*** Opening of EXERCISE MATERIALS ***
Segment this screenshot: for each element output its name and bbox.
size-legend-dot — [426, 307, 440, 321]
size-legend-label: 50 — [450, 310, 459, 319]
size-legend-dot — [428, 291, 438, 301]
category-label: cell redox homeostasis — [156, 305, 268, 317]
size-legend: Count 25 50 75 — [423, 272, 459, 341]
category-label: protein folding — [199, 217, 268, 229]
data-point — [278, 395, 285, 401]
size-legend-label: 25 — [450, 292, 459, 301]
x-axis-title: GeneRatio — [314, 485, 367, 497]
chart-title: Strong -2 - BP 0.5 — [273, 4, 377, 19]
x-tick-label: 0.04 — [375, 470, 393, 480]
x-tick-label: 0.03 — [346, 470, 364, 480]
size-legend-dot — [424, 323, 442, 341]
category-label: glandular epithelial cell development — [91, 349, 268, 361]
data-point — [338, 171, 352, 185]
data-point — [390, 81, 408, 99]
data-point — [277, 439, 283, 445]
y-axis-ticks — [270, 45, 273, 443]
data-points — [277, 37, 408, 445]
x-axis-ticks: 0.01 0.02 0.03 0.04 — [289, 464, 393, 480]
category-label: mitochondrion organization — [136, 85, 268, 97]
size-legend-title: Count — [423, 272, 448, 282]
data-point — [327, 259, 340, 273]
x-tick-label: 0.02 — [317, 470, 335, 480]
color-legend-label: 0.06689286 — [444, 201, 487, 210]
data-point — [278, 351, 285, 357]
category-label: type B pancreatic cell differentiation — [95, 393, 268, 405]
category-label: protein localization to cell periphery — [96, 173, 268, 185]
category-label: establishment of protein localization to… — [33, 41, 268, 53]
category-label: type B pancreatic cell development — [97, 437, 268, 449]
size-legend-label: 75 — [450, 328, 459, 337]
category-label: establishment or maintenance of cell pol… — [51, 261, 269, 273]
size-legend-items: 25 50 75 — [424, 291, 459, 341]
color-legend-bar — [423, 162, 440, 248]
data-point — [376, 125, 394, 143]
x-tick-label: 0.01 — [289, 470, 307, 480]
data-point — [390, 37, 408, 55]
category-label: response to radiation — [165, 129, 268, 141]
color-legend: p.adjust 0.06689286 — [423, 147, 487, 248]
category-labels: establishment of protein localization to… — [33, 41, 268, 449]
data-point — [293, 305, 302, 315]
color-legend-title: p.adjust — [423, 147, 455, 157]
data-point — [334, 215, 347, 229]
*** Close of EXERCISE MATERIALS ***
TRY IT
Give back the data exactly, with no line dropped.

ANSWER BOX
Segment this screenshot: for each element output its name and bbox.
size-legend-dot — [426, 307, 440, 321]
size-legend-label: 50 — [450, 310, 459, 319]
size-legend-dot — [428, 291, 438, 301]
category-label: cell redox homeostasis — [156, 305, 268, 317]
size-legend: Count 25 50 75 — [423, 272, 459, 341]
category-label: protein folding — [199, 217, 268, 229]
data-point — [278, 395, 285, 401]
size-legend-label: 25 — [450, 292, 459, 301]
x-axis-title: GeneRatio — [314, 485, 367, 497]
chart-title: Strong -2 - BP 0.5 — [273, 4, 377, 19]
x-tick-label: 0.04 — [375, 470, 393, 480]
x-tick-label: 0.03 — [346, 470, 364, 480]
size-legend-dot — [424, 323, 442, 341]
category-label: glandular epithelial cell development — [91, 349, 268, 361]
data-point — [338, 171, 352, 185]
data-point — [390, 81, 408, 99]
data-point — [277, 439, 283, 445]
y-axis-ticks — [270, 45, 273, 443]
data-points — [277, 37, 408, 445]
x-axis-ticks: 0.01 0.02 0.03 0.04 — [289, 464, 393, 480]
category-label: mitochondrion organization — [136, 85, 268, 97]
size-legend-title: Count — [423, 272, 448, 282]
data-point — [327, 259, 340, 273]
x-tick-label: 0.02 — [317, 470, 335, 480]
color-legend-label: 0.06689286 — [444, 201, 487, 210]
data-point — [278, 351, 285, 357]
category-label: type B pancreatic cell differentiation — [95, 393, 268, 405]
category-label: protein localization to cell periphery — [96, 173, 268, 185]
category-label: establishment of protein localization to… — [33, 41, 268, 53]
category-label: type B pancreatic cell development — [97, 437, 268, 449]
size-legend-label: 75 — [450, 328, 459, 337]
category-label: establishment or maintenance of cell pol… — [51, 261, 269, 273]
size-legend-items: 25 50 75 — [424, 291, 459, 341]
color-legend-bar — [423, 162, 440, 248]
data-point — [376, 125, 394, 143]
x-tick-label: 0.01 — [289, 470, 307, 480]
data-point — [390, 37, 408, 55]
category-label: response to radiation — [165, 129, 268, 141]
color-legend: p.adjust 0.06689286 — [423, 147, 487, 248]
category-labels: establishment of protein localization to… — [33, 41, 268, 449]
data-point — [293, 305, 302, 315]
color-legend-title: p.adjust — [423, 147, 455, 157]
data-point — [334, 215, 347, 229]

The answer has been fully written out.